§ Supplied material:

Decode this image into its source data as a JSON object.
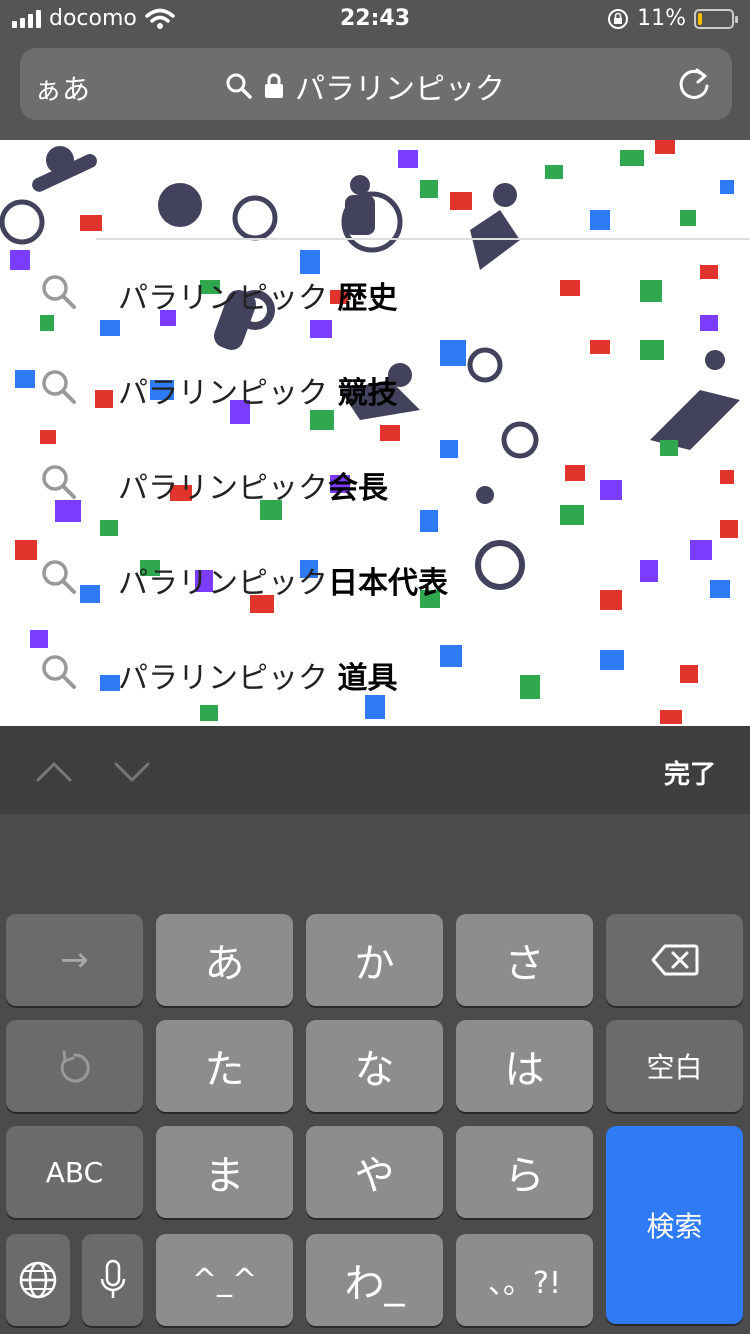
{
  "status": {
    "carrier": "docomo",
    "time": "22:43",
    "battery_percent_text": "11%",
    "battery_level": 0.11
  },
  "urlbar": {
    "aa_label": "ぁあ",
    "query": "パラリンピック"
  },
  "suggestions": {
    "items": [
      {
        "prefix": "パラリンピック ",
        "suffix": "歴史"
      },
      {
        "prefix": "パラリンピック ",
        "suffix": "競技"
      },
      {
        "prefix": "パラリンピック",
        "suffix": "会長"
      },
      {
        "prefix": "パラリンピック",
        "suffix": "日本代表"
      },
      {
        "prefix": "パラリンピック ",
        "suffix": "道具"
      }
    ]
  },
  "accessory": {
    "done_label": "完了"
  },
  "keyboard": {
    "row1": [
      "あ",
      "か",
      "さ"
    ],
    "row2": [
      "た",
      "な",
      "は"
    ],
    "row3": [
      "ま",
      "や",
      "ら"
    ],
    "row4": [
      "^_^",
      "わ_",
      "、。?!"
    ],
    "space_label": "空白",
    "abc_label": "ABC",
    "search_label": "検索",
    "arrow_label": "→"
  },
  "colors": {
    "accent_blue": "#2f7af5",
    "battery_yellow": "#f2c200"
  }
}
--
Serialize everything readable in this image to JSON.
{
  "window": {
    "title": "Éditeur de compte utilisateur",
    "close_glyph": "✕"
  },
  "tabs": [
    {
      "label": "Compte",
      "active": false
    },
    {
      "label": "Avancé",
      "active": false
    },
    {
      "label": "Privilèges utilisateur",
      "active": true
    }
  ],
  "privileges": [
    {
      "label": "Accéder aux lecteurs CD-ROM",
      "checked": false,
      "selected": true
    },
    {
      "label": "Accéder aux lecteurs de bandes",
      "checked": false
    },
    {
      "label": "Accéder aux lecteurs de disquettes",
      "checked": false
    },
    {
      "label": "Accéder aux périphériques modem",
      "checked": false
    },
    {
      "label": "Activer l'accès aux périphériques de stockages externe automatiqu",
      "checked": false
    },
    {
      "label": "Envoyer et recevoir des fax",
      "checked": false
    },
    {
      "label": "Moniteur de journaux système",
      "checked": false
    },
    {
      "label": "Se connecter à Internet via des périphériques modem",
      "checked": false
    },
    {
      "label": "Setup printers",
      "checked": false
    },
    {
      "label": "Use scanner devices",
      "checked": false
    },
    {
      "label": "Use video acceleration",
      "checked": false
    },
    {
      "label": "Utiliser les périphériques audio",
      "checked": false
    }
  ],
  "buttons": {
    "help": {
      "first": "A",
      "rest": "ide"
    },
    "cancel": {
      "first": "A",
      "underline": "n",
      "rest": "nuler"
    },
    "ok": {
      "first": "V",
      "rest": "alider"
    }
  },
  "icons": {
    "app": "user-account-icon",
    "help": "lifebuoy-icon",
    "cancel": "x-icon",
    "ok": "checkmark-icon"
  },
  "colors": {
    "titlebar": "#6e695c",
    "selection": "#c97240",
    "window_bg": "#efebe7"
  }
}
* * *
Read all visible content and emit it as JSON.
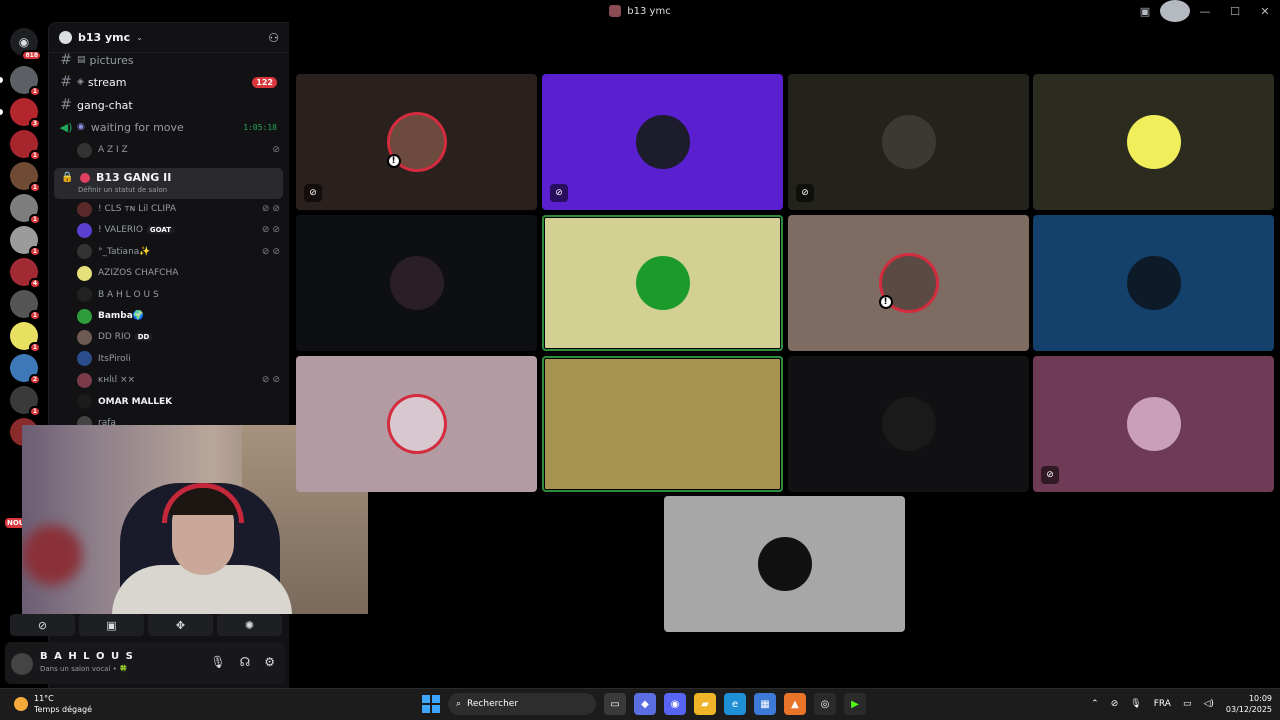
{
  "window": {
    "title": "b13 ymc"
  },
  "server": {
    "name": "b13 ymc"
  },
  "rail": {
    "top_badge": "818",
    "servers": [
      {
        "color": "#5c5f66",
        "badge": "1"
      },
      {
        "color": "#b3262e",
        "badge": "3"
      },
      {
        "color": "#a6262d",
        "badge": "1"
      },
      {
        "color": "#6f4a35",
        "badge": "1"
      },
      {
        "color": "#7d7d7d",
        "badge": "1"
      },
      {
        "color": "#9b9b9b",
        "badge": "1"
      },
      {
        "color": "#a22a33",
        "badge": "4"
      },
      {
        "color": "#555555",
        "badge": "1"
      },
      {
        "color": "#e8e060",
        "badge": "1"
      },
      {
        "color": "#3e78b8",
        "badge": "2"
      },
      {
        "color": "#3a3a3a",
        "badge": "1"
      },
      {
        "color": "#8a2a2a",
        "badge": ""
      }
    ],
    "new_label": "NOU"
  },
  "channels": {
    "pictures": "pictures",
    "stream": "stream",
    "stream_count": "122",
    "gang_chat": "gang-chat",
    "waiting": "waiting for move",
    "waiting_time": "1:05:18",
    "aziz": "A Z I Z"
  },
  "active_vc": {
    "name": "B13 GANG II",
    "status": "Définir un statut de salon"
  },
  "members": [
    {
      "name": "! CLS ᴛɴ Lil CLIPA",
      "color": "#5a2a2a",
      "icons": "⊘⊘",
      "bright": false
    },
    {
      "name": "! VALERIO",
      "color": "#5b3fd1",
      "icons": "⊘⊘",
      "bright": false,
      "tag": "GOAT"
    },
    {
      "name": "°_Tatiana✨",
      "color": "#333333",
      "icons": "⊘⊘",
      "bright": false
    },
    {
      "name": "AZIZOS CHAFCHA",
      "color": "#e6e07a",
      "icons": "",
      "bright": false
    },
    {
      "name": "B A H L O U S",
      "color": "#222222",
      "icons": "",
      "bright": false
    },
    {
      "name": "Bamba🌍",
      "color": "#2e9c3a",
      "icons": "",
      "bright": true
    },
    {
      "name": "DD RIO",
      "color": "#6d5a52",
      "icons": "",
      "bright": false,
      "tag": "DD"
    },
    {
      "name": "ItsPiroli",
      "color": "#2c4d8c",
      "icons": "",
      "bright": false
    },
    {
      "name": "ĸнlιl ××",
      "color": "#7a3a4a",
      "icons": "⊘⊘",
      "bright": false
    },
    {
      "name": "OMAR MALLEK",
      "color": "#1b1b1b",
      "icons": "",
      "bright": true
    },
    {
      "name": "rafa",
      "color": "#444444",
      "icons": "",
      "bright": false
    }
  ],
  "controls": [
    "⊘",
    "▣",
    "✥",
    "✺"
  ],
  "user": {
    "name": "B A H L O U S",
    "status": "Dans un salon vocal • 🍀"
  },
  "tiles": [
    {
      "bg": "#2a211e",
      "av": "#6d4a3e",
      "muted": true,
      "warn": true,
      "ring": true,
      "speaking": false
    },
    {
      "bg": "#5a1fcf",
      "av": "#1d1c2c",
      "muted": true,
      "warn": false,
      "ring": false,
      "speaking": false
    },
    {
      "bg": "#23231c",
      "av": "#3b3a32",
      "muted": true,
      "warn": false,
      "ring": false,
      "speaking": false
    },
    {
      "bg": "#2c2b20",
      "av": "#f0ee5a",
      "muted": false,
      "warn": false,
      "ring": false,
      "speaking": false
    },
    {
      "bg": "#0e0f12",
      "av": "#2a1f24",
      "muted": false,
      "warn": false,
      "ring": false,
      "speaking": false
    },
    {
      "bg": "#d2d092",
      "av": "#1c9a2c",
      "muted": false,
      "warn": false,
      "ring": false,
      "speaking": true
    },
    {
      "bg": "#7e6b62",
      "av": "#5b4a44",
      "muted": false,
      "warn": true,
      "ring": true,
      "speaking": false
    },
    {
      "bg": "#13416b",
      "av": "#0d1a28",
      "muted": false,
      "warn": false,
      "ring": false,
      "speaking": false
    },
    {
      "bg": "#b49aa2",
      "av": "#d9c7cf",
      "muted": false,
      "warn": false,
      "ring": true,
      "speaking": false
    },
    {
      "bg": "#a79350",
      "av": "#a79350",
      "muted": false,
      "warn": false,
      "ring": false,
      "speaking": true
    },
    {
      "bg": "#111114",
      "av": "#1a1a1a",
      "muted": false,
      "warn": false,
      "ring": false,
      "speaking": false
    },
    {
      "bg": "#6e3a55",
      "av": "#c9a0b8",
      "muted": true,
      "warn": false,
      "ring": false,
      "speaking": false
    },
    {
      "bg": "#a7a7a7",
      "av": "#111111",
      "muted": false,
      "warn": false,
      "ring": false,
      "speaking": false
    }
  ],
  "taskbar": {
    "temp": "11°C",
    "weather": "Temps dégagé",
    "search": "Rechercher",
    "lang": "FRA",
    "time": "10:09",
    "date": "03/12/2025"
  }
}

§ Objective: From the records above, pull out every line containing the word "Accéder".

§ Correct answer:
      "label": "Accéder aux lecteurs CD-ROM",
      "label": "Accéder aux lecteurs de bandes",
      "label": "Accéder aux lecteurs de disquettes",
      "label": "Accéder aux périphériques modem",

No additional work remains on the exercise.